▸ **REQUIREMENT**: Would you output the whole listing below, exactly as it reads?

___ RECORDS TO USE

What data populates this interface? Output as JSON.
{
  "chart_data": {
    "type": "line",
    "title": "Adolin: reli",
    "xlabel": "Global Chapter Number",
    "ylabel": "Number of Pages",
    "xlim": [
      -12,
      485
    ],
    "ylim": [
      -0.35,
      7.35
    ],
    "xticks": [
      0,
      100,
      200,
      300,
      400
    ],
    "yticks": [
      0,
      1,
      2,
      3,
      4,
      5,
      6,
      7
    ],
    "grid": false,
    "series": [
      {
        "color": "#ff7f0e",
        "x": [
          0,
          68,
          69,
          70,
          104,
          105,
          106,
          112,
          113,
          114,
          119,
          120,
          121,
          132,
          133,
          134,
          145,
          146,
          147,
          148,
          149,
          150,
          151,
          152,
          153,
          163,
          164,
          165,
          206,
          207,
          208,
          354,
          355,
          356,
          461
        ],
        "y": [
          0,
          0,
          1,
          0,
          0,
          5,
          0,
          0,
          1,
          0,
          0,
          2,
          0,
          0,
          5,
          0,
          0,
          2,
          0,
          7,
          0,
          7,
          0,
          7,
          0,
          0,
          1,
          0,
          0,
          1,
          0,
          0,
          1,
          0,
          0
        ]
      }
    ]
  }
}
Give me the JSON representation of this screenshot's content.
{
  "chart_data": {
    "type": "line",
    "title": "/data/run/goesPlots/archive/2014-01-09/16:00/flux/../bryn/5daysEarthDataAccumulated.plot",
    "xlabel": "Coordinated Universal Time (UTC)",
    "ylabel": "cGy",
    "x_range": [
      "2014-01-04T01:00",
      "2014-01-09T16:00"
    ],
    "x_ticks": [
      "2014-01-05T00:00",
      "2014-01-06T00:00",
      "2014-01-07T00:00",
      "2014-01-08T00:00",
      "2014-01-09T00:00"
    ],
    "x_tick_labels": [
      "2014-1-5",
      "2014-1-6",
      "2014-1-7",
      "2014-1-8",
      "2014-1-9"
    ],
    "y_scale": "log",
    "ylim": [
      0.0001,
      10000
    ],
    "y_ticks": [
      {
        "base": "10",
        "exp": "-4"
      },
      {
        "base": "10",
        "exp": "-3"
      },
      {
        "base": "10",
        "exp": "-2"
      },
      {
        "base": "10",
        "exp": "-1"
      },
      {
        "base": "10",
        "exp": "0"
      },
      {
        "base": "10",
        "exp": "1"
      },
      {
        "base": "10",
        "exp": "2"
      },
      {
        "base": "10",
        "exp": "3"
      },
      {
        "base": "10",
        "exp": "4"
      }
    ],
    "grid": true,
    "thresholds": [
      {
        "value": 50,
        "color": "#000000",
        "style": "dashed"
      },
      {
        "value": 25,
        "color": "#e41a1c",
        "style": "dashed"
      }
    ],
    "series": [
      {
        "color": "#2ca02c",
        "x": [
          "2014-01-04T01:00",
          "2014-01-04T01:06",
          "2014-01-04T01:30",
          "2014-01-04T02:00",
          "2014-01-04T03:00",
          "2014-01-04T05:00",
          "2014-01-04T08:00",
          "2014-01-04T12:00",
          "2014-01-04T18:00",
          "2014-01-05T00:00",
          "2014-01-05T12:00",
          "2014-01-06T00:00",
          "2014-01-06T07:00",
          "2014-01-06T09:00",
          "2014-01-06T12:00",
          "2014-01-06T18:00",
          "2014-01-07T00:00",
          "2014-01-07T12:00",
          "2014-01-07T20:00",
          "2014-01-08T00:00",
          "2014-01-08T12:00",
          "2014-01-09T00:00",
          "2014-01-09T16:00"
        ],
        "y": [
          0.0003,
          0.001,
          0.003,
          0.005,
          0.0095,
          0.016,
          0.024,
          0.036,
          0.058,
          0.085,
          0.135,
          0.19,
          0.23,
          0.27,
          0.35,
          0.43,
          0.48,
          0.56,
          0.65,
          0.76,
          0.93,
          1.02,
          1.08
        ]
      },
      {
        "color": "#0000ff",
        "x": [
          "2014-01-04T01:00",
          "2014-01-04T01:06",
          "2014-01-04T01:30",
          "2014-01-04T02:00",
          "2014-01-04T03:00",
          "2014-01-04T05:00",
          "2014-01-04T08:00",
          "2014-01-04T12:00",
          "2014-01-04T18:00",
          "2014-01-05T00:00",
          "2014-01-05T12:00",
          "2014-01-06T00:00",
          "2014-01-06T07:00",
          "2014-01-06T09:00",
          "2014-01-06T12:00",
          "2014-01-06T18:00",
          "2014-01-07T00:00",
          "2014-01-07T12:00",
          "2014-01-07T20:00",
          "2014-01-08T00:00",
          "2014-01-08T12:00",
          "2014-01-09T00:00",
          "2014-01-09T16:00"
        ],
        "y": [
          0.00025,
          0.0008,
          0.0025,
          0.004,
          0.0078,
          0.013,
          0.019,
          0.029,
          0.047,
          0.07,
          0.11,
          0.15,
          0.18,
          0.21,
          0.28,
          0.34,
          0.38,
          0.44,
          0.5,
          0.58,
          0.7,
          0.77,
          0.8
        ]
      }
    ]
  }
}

______

▸ **THE ANSWER**:
What data populates this interface? Output as JSON.
{
  "chart_data": {
    "type": "line",
    "title": "Adolin: reli",
    "xlabel": "Global Chapter Number",
    "ylabel": "Number of Pages",
    "xlim": [
      -12,
      485
    ],
    "ylim": [
      -0.35,
      7.35
    ],
    "xticks": [
      0,
      100,
      200,
      300,
      400
    ],
    "yticks": [
      0,
      1,
      2,
      3,
      4,
      5,
      6,
      7
    ],
    "grid": false,
    "series": [
      {
        "color": "#ff7f0e",
        "x": [
          0,
          68,
          69,
          70,
          104,
          105,
          106,
          112,
          113,
          114,
          119,
          120,
          121,
          132,
          133,
          134,
          145,
          146,
          147,
          148,
          149,
          150,
          151,
          152,
          153,
          163,
          164,
          165,
          206,
          207,
          208,
          354,
          355,
          356,
          461
        ],
        "y": [
          0,
          0,
          1,
          0,
          0,
          5,
          0,
          0,
          1,
          0,
          0,
          2,
          0,
          0,
          5,
          0,
          0,
          2,
          0,
          7,
          0,
          7,
          0,
          7,
          0,
          0,
          1,
          0,
          0,
          1,
          0,
          0,
          1,
          0,
          0
        ]
      }
    ]
  }
}
Give me the JSON representation of this screenshot's content.
{
  "chart_data": {
    "type": "line",
    "title": "/data/run/goesPlots/archive/2014-01-09/16:00/flux/../bryn/5daysEarthDataAccumulated.plot",
    "xlabel": "Coordinated Universal Time (UTC)",
    "ylabel": "cGy",
    "x_range": [
      "2014-01-04T01:00",
      "2014-01-09T16:00"
    ],
    "x_ticks": [
      "2014-01-05T00:00",
      "2014-01-06T00:00",
      "2014-01-07T00:00",
      "2014-01-08T00:00",
      "2014-01-09T00:00"
    ],
    "x_tick_labels": [
      "2014-1-5",
      "2014-1-6",
      "2014-1-7",
      "2014-1-8",
      "2014-1-9"
    ],
    "y_scale": "log",
    "ylim": [
      0.0001,
      10000
    ],
    "y_ticks": [
      {
        "base": "10",
        "exp": "-4"
      },
      {
        "base": "10",
        "exp": "-3"
      },
      {
        "base": "10",
        "exp": "-2"
      },
      {
        "base": "10",
        "exp": "-1"
      },
      {
        "base": "10",
        "exp": "0"
      },
      {
        "base": "10",
        "exp": "1"
      },
      {
        "base": "10",
        "exp": "2"
      },
      {
        "base": "10",
        "exp": "3"
      },
      {
        "base": "10",
        "exp": "4"
      }
    ],
    "grid": true,
    "thresholds": [
      {
        "value": 50,
        "color": "#000000",
        "style": "dashed"
      },
      {
        "value": 25,
        "color": "#e41a1c",
        "style": "dashed"
      }
    ],
    "series": [
      {
        "color": "#2ca02c",
        "x": [
          "2014-01-04T01:00",
          "2014-01-04T01:06",
          "2014-01-04T01:30",
          "2014-01-04T02:00",
          "2014-01-04T03:00",
          "2014-01-04T05:00",
          "2014-01-04T08:00",
          "2014-01-04T12:00",
          "2014-01-04T18:00",
          "2014-01-05T00:00",
          "2014-01-05T12:00",
          "2014-01-06T00:00",
          "2014-01-06T07:00",
          "2014-01-06T09:00",
          "2014-01-06T12:00",
          "2014-01-06T18:00",
          "2014-01-07T00:00",
          "2014-01-07T12:00",
          "2014-01-07T20:00",
          "2014-01-08T00:00",
          "2014-01-08T12:00",
          "2014-01-09T00:00",
          "2014-01-09T16:00"
        ],
        "y": [
          0.0003,
          0.001,
          0.003,
          0.005,
          0.0095,
          0.016,
          0.024,
          0.036,
          0.058,
          0.085,
          0.135,
          0.19,
          0.23,
          0.27,
          0.35,
          0.43,
          0.48,
          0.56,
          0.65,
          0.76,
          0.93,
          1.02,
          1.08
        ]
      },
      {
        "color": "#0000ff",
        "x": [
          "2014-01-04T01:00",
          "2014-01-04T01:06",
          "2014-01-04T01:30",
          "2014-01-04T02:00",
          "2014-01-04T03:00",
          "2014-01-04T05:00",
          "2014-01-04T08:00",
          "2014-01-04T12:00",
          "2014-01-04T18:00",
          "2014-01-05T00:00",
          "2014-01-05T12:00",
          "2014-01-06T00:00",
          "2014-01-06T07:00",
          "2014-01-06T09:00",
          "2014-01-06T12:00",
          "2014-01-06T18:00",
          "2014-01-07T00:00",
          "2014-01-07T12:00",
          "2014-01-07T20:00",
          "2014-01-08T00:00",
          "2014-01-08T12:00",
          "2014-01-09T00:00",
          "2014-01-09T16:00"
        ],
        "y": [
          0.00025,
          0.0008,
          0.0025,
          0.004,
          0.0078,
          0.013,
          0.019,
          0.029,
          0.047,
          0.07,
          0.11,
          0.15,
          0.18,
          0.21,
          0.28,
          0.34,
          0.38,
          0.44,
          0.5,
          0.58,
          0.7,
          0.77,
          0.8
        ]
      }
    ]
  }
}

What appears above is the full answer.